REQUEST: Print the listing that follows, character for character.

DATA FOR THIS TASK:
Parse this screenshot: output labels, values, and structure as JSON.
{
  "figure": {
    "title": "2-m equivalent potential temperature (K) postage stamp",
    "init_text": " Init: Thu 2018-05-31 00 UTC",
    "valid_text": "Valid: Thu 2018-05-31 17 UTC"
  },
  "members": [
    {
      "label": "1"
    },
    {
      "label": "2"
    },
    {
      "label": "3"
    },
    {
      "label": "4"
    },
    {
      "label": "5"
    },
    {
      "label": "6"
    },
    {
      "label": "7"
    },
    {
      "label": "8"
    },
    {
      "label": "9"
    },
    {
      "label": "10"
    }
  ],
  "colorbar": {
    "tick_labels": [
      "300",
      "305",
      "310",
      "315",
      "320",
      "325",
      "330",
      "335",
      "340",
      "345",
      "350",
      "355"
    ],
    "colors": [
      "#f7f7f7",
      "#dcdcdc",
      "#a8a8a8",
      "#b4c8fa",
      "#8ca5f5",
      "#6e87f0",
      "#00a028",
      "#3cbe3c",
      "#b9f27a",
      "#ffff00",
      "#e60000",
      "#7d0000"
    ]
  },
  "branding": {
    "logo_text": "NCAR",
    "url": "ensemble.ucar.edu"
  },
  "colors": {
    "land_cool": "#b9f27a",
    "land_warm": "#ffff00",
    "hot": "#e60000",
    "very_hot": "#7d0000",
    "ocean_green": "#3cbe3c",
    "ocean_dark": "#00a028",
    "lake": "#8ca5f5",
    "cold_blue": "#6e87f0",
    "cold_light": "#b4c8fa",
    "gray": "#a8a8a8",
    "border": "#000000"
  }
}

FINAL RESULT:
Parse this screenshot: output labels, values, and structure as JSON.
{
  "figure": {
    "title": "2-m equivalent potential temperature (K) postage stamp",
    "init_text": " Init: Thu 2018-05-31 00 UTC",
    "valid_text": "Valid: Thu 2018-05-31 17 UTC"
  },
  "members": [
    {
      "label": "1"
    },
    {
      "label": "2"
    },
    {
      "label": "3"
    },
    {
      "label": "4"
    },
    {
      "label": "5"
    },
    {
      "label": "6"
    },
    {
      "label": "7"
    },
    {
      "label": "8"
    },
    {
      "label": "9"
    },
    {
      "label": "10"
    }
  ],
  "colorbar": {
    "tick_labels": [
      "300",
      "305",
      "310",
      "315",
      "320",
      "325",
      "330",
      "335",
      "340",
      "345",
      "350",
      "355"
    ],
    "colors": [
      "#f7f7f7",
      "#dcdcdc",
      "#a8a8a8",
      "#b4c8fa",
      "#8ca5f5",
      "#6e87f0",
      "#00a028",
      "#3cbe3c",
      "#b9f27a",
      "#ffff00",
      "#e60000",
      "#7d0000"
    ]
  },
  "branding": {
    "logo_text": "NCAR",
    "url": "ensemble.ucar.edu"
  },
  "colors": {
    "land_cool": "#b9f27a",
    "land_warm": "#ffff00",
    "hot": "#e60000",
    "very_hot": "#7d0000",
    "ocean_green": "#3cbe3c",
    "ocean_dark": "#00a028",
    "lake": "#8ca5f5",
    "cold_blue": "#6e87f0",
    "cold_light": "#b4c8fa",
    "gray": "#a8a8a8",
    "border": "#000000"
  }
}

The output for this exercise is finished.